─── Dataset records ───

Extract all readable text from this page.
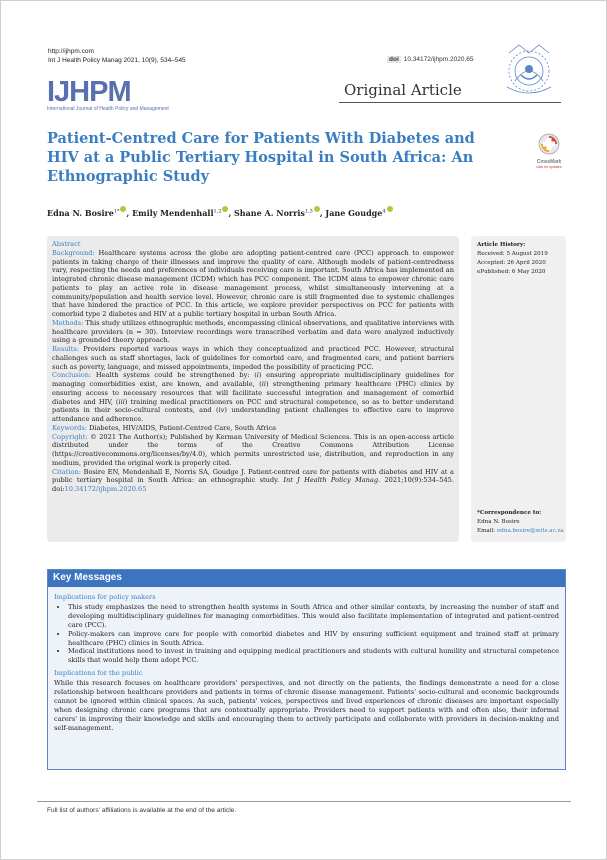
http://ijhpm.com
Int J Health Policy Manag 2021, 10(9), 534–545	doi 10.34172/ijhpm.2020.65
IJHPM
International Journal of Health Policy and Management
Original Article
Patient-Centred Care for Patients With Diabetes and HIV at a Public Tertiary Hospital in South Africa: An Ethnographic Study
CrossMark
click for updates
Edna N. Bosire$^{1*}$ , Emily Mendenhall$^{1,2}$ , Shane A. Norris$^{1,3}$ , Jane Goudge$^4$

Abstract

Background: Healthcare systems across the globe are adopting patient-centred care (PCC) approach to empower patients in taking charge of their illnesses and improve the quality of care. Although models of patient-centredness vary, respecting the needs and preferences of individuals receiving care is important. South Africa has implemented an integrated chronic disease management (ICDM) which has PCC component. The ICDM aims to empower chronic care patients to play an active role in disease management process, whilst simultaneously intervening at a community/population and health service level. However, chronic care is still fragmented due to systemic challenges that have hindered the practice of PCC. In this article, we explore provider perspectives on PCC for patients with comorbid type 2 diabetes and HIV at a public tertiary hospital in urban South Africa.

Methods: This study utilizes ethnographic methods, encompassing clinical observations, and qualitative interviews with healthcare providers (n = 30). Interview recordings were transcribed verbatim and data were analyzed inductively using a grounded theory approach.

Results: Providers reported various ways in which they conceptualized and practiced PCC. However, structural challenges such as staff shortages, lack of guidelines for comorbid care, and fragmented care, and patient barriers such as poverty, language, and missed appointments, impeded the possibility of practicing PCC.

Conclusion: Health systems could be strengthened by: (i) ensuring appropriate multidisciplinary guidelines for managing comorbidities exist, are known, and available, (ii) strengthening primary healthcare (PHC) clinics by ensuring access to necessary resources that will facilitate successful integration and management of comorbid diabetes and HIV, (iii) training medical practitioners on PCC and structural competence, so as to better understand patients in their socio-cultural contexts, and (iv) understanding patient challenges to effective care to improve attendance and adherence.

Keywords: Diabetes, HIV/AIDS, Patient-Centred Care, South Africa

Copyright: © 2021 The Author(s); Published by Kerman University of Medical Sciences. This is an open-access article distributed under the terms of the Creative Commons Attribution License (https://creativecommons.org/licenses/by/4.0), which permits unrestricted use, distribution, and reproduction in any medium, provided the original work is properly cited.

Citation: Bosire EN, Mendenhall E, Norris SA, Goudge J. Patient-centred care for patients with diabetes and HIV at a public tertiary hospital in South Africa: an ethnographic study. Int J Health Policy Manag. 2021;10(9):534–545. doi:10.34172/ijhpm.2020.65

Article History:
Received: 5 August 2019
Accepted: 26 April 2020
ePublished: 6 May 2020
*Correspondence to:
Edna N. Bosire
Email: edna.bosire@wits.ac.za
Key Messages
Implications for policy makers
• This study emphasizes the need to strengthen health systems in South Africa and other similar contexts, by increasing the number of staff and developing multidisciplinary guidelines for managing comorbidities. This would also facilitate implementation of integrated and patient-centred care (PCC).
• Policy-makers can improve care for people with comorbid diabetes and HIV by ensuring sufficient equipment and trained staff at primary healthcare (PHC) clinics in South Africa.
• Medical institutions need to invest in training and equipping medical practitioners and students with cultural humility and structural competence skills that would help them adopt PCC.
Implications for the public

While this research focuses on healthcare providers' perspectives, and not directly on the patients, the findings demonstrate a need for a close relationship between healthcare providers and patients in terms of chronic disease management. Patients' socio-cultural and economic backgrounds cannot be ignored within clinical spaces. As such, patients' voices, perspectives and lived experiences of chronic diseases are important especially when designing chronic care programs that are contextually appropriate. Providers need to support patients with and often also, their informal carers' in improving their knowledge and skills and encouraging them to actively participate and collaborate with providers in decision-making and self-management.

Full list of authors' affiliations is available at the end of the article.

───

• _What is needed_: Repeat all of the entries above exactly. Keep pictures out of it.

• _Output for this exercise_:
Extract all readable text from this page.
http://ijhpm.com
Int J Health Policy Manag 2021, 10(9), 534–545	doi 10.34172/ijhpm.2020.65
IJHPM
International Journal of Health Policy and Management
Original Article
Patient-Centred Care for Patients With Diabetes and HIV at a Public Tertiary Hospital in South Africa: An Ethnographic Study
CrossMark
click for updates
Edna N. Bosire$^{1*}$ , Emily Mendenhall$^{1,2}$ , Shane A. Norris$^{1,3}$ , Jane Goudge$^4$

Abstract

Background: Healthcare systems across the globe are adopting patient-centred care (PCC) approach to empower patients in taking charge of their illnesses and improve the quality of care. Although models of patient-centredness vary, respecting the needs and preferences of individuals receiving care is important. South Africa has implemented an integrated chronic disease management (ICDM) which has PCC component. The ICDM aims to empower chronic care patients to play an active role in disease management process, whilst simultaneously intervening at a community/population and health service level. However, chronic care is still fragmented due to systemic challenges that have hindered the practice of PCC. In this article, we explore provider perspectives on PCC for patients with comorbid type 2 diabetes and HIV at a public tertiary hospital in urban South Africa.

Methods: This study utilizes ethnographic methods, encompassing clinical observations, and qualitative interviews with healthcare providers (n = 30). Interview recordings were transcribed verbatim and data were analyzed inductively using a grounded theory approach.

Results: Providers reported various ways in which they conceptualized and practiced PCC. However, structural challenges such as staff shortages, lack of guidelines for comorbid care, and fragmented care, and patient barriers such as poverty, language, and missed appointments, impeded the possibility of practicing PCC.

Conclusion: Health systems could be strengthened by: (i) ensuring appropriate multidisciplinary guidelines for managing comorbidities exist, are known, and available, (ii) strengthening primary healthcare (PHC) clinics by ensuring access to necessary resources that will facilitate successful integration and management of comorbid diabetes and HIV, (iii) training medical practitioners on PCC and structural competence, so as to better understand patients in their socio-cultural contexts, and (iv) understanding patient challenges to effective care to improve attendance and adherence.

Keywords: Diabetes, HIV/AIDS, Patient-Centred Care, South Africa

Copyright: © 2021 The Author(s); Published by Kerman University of Medical Sciences. This is an open-access article distributed under the terms of the Creative Commons Attribution License (https://creativecommons.org/licenses/by/4.0), which permits unrestricted use, distribution, and reproduction in any medium, provided the original work is properly cited.

Citation: Bosire EN, Mendenhall E, Norris SA, Goudge J. Patient-centred care for patients with diabetes and HIV at a public tertiary hospital in South Africa: an ethnographic study. Int J Health Policy Manag. 2021;10(9):534–545. doi:10.34172/ijhpm.2020.65

Article History:
Received: 5 August 2019
Accepted: 26 April 2020
ePublished: 6 May 2020
*Correspondence to:
Edna N. Bosire
Email: edna.bosire@wits.ac.za
Key Messages
Implications for policy makers
• This study emphasizes the need to strengthen health systems in South Africa and other similar contexts, by increasing the number of staff and developing multidisciplinary guidelines for managing comorbidities. This would also facilitate implementation of integrated and patient-centred care (PCC).
• Policy-makers can improve care for people with comorbid diabetes and HIV by ensuring sufficient equipment and trained staff at primary healthcare (PHC) clinics in South Africa.
• Medical institutions need to invest in training and equipping medical practitioners and students with cultural humility and structural competence skills that would help them adopt PCC.
Implications for the public

While this research focuses on healthcare providers' perspectives, and not directly on the patients, the findings demonstrate a need for a close relationship between healthcare providers and patients in terms of chronic disease management. Patients' socio-cultural and economic backgrounds cannot be ignored within clinical spaces. As such, patients' voices, perspectives and lived experiences of chronic diseases are important especially when designing chronic care programs that are contextually appropriate. Providers need to support patients with and often also, their informal carers' in improving their knowledge and skills and encouraging them to actively participate and collaborate with providers in decision-making and self-management.

Full list of authors' affiliations is available at the end of the article.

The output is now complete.